Figure contents as structured data
** start **
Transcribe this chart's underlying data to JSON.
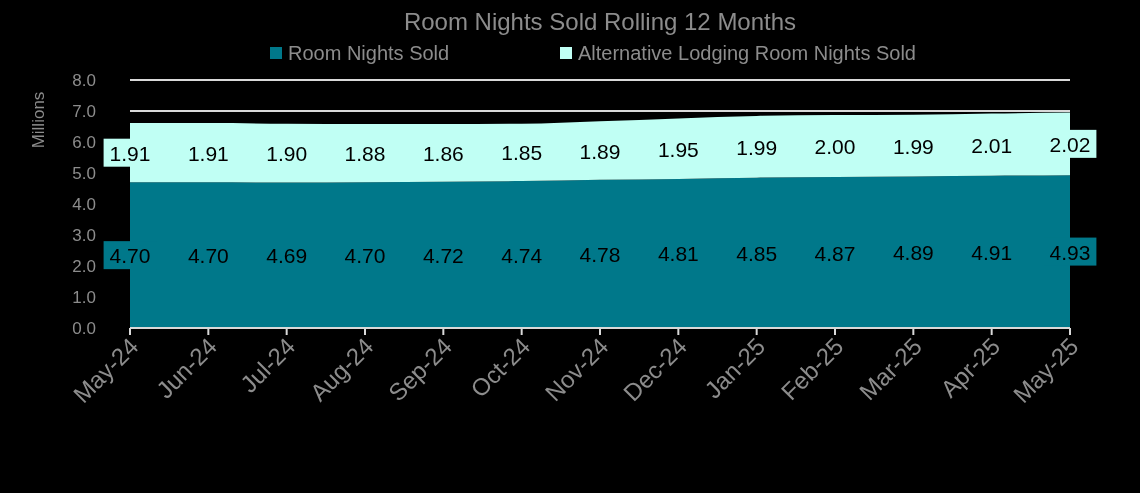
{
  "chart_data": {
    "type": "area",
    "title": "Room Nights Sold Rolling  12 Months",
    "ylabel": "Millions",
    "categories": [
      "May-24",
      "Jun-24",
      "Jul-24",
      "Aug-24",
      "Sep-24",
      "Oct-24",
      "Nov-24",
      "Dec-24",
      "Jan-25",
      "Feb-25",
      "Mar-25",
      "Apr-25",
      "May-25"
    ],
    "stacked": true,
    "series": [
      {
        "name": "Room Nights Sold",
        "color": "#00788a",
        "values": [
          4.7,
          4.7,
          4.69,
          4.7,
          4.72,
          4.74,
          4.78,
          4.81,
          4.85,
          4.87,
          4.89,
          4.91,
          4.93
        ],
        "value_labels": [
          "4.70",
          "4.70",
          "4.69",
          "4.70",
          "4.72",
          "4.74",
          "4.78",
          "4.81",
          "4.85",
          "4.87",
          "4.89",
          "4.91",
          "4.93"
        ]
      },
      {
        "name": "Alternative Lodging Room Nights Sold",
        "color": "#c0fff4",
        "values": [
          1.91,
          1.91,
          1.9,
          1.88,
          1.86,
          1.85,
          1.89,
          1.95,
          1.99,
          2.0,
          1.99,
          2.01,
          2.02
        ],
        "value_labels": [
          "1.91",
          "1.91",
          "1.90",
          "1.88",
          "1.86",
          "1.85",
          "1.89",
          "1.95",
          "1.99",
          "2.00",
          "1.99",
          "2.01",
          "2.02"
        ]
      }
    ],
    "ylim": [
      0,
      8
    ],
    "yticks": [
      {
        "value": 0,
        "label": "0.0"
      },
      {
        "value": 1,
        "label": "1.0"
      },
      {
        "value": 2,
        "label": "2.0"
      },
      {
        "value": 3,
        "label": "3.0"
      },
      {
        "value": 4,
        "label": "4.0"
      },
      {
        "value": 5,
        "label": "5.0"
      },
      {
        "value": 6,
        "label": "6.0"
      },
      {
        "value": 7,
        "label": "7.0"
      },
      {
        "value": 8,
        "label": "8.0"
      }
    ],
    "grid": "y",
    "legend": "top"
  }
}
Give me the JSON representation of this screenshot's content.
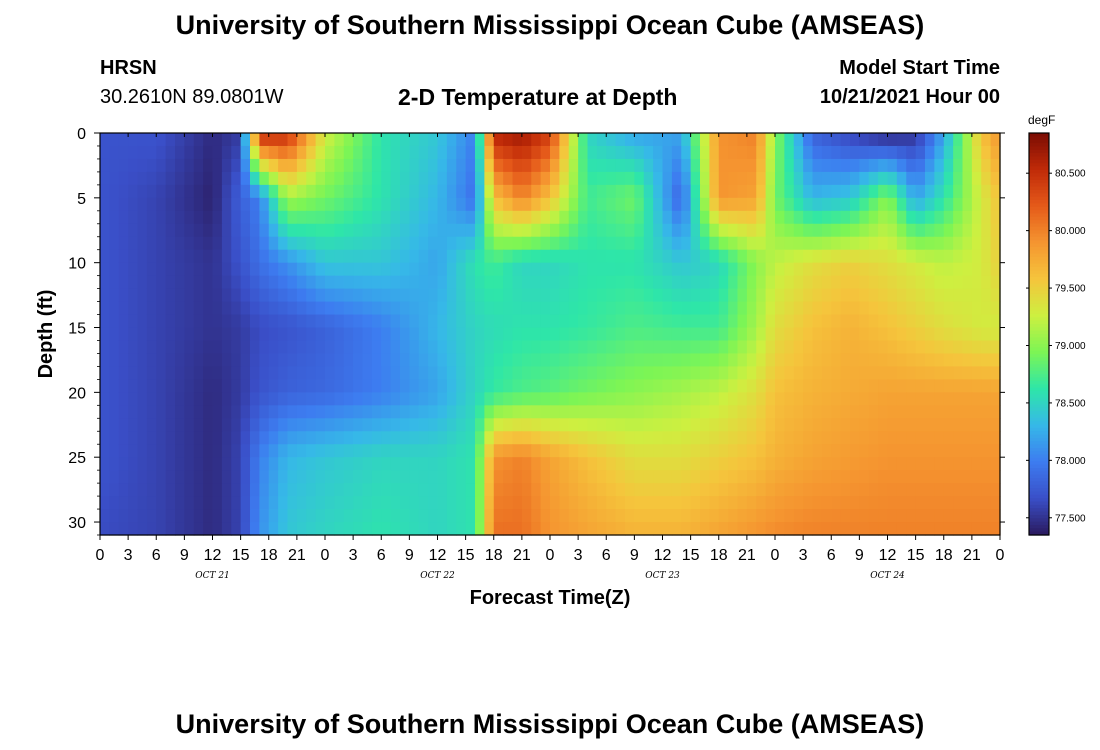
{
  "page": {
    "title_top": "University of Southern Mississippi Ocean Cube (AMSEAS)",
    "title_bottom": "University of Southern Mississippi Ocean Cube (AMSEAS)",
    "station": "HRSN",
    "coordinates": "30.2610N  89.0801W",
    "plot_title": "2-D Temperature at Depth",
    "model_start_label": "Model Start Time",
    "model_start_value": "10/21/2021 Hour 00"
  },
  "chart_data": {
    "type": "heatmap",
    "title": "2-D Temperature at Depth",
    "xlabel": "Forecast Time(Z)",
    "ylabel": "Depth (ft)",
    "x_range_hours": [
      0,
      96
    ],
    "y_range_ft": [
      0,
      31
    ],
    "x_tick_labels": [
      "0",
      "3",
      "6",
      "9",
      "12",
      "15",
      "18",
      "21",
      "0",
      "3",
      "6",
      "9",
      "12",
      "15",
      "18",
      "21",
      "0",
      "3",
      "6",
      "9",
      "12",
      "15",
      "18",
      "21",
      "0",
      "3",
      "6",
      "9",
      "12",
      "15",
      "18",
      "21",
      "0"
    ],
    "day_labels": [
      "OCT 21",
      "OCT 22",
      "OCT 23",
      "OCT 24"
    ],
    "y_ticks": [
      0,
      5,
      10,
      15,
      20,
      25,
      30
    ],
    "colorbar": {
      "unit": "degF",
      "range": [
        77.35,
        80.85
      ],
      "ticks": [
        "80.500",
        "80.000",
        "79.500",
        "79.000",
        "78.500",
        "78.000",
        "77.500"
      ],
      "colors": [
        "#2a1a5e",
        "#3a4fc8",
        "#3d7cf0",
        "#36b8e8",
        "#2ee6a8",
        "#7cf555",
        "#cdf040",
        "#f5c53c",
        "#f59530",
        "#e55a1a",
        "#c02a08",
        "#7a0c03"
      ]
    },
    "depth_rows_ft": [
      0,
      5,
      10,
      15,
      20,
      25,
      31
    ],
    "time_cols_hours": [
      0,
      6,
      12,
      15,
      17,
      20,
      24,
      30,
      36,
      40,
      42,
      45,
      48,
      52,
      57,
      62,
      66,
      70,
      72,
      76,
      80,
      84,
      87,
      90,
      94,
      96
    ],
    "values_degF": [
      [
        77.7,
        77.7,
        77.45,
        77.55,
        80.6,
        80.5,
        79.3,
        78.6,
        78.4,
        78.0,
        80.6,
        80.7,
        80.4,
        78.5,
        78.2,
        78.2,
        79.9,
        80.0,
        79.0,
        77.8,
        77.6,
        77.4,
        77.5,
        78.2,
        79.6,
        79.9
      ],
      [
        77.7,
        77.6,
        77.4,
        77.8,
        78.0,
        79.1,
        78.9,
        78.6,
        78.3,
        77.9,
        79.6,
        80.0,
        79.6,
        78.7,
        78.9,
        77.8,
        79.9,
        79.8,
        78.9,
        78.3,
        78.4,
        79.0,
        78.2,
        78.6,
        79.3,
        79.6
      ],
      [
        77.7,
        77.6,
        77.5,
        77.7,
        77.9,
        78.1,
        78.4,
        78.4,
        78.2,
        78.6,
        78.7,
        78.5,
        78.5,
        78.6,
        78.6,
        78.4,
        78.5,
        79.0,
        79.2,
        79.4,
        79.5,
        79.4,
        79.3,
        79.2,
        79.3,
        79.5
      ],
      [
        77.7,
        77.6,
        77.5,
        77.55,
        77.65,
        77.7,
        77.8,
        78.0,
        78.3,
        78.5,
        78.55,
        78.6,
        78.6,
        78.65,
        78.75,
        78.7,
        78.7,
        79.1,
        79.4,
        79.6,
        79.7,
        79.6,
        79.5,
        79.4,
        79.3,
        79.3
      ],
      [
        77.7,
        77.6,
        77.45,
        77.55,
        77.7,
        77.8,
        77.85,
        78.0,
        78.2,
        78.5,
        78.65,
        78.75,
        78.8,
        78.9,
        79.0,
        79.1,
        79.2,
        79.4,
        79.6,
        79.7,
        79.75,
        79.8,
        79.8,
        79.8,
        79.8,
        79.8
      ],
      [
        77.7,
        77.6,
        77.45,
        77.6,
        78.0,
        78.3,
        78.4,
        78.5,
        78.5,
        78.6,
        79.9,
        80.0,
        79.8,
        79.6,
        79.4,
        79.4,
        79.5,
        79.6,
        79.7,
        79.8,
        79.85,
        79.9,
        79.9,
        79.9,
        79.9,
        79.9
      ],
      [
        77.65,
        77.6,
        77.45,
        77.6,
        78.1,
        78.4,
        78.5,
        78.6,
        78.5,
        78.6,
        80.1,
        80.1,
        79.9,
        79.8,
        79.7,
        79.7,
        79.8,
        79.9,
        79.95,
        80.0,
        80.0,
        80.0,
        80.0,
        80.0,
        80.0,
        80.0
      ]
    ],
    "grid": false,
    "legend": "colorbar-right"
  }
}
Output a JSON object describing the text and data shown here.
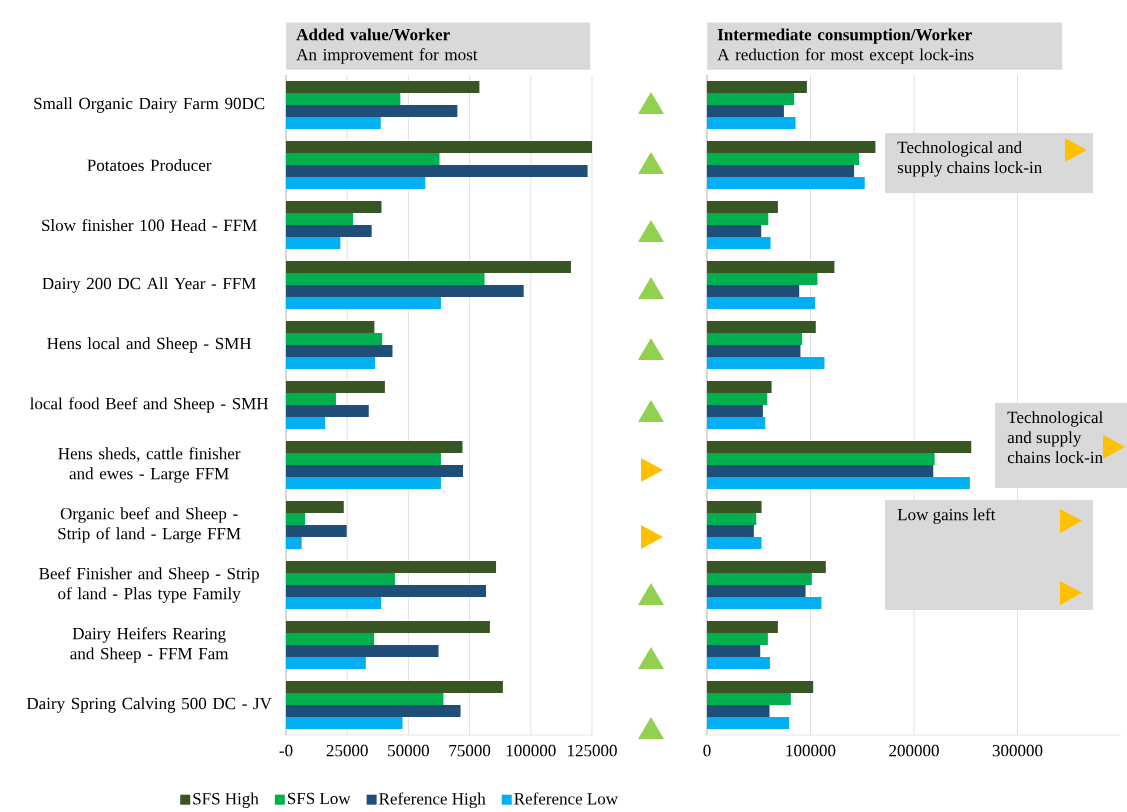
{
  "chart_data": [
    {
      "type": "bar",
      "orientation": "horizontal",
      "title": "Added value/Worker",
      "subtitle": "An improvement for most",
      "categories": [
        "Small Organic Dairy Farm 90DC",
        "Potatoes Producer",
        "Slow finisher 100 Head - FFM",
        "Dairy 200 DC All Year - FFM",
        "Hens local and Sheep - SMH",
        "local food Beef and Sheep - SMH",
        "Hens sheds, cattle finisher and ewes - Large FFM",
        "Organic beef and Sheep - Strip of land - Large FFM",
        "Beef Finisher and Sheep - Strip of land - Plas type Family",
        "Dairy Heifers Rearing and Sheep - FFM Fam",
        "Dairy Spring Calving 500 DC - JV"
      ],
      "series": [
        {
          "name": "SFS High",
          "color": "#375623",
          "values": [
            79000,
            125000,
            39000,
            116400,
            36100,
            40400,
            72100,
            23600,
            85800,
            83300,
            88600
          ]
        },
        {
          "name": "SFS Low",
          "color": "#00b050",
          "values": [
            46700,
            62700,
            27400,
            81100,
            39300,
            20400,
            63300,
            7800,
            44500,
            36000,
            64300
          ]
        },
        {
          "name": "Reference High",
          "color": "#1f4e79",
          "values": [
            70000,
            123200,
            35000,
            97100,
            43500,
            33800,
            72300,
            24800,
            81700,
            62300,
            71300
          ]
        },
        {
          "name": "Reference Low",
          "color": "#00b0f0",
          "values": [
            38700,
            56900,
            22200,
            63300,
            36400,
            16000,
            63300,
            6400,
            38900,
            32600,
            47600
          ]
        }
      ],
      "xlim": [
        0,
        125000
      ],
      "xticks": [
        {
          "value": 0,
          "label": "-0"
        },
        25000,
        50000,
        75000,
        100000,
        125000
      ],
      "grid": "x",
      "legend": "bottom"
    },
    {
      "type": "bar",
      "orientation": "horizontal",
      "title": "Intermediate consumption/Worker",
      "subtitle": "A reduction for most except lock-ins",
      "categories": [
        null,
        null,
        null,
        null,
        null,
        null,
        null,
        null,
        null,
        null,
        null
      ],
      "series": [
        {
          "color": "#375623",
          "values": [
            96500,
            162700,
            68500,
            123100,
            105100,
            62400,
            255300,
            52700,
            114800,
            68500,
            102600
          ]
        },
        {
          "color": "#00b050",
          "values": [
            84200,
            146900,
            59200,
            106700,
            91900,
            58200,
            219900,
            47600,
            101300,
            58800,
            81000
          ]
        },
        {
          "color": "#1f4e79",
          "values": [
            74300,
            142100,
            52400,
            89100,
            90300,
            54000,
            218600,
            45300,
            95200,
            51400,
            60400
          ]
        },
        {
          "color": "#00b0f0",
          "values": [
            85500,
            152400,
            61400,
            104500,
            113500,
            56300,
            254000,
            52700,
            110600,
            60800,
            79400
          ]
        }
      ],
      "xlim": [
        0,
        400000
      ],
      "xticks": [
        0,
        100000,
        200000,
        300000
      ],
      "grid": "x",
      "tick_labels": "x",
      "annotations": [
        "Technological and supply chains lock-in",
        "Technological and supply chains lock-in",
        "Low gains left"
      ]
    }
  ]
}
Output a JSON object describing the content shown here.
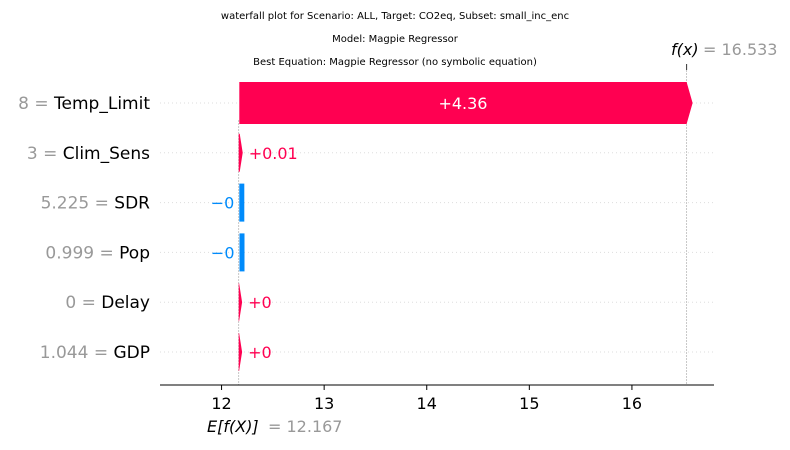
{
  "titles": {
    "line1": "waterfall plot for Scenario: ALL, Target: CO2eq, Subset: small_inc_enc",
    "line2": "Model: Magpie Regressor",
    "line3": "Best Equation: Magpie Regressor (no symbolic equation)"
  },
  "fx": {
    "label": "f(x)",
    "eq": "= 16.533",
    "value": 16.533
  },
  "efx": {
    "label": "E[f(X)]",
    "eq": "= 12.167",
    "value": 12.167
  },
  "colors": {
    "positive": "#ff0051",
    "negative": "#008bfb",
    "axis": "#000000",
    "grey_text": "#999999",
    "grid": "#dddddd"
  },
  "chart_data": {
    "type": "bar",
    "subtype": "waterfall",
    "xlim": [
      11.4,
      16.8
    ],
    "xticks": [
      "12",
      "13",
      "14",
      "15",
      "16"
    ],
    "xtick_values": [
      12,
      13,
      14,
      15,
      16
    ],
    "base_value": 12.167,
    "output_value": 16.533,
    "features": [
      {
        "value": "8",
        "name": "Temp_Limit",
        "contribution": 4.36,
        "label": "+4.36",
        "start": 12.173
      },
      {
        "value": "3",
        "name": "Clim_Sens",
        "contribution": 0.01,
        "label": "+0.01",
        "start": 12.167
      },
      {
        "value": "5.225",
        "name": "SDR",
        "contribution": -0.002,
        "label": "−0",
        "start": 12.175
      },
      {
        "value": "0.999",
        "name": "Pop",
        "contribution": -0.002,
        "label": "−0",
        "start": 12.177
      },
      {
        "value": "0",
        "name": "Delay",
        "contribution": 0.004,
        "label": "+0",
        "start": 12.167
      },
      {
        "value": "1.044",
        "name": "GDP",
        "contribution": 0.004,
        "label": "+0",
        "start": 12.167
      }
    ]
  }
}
** end **
Of the lines in this listing, how many contain "University"? Reply with the number and nothing more.

-- TASK SOLUTION --
2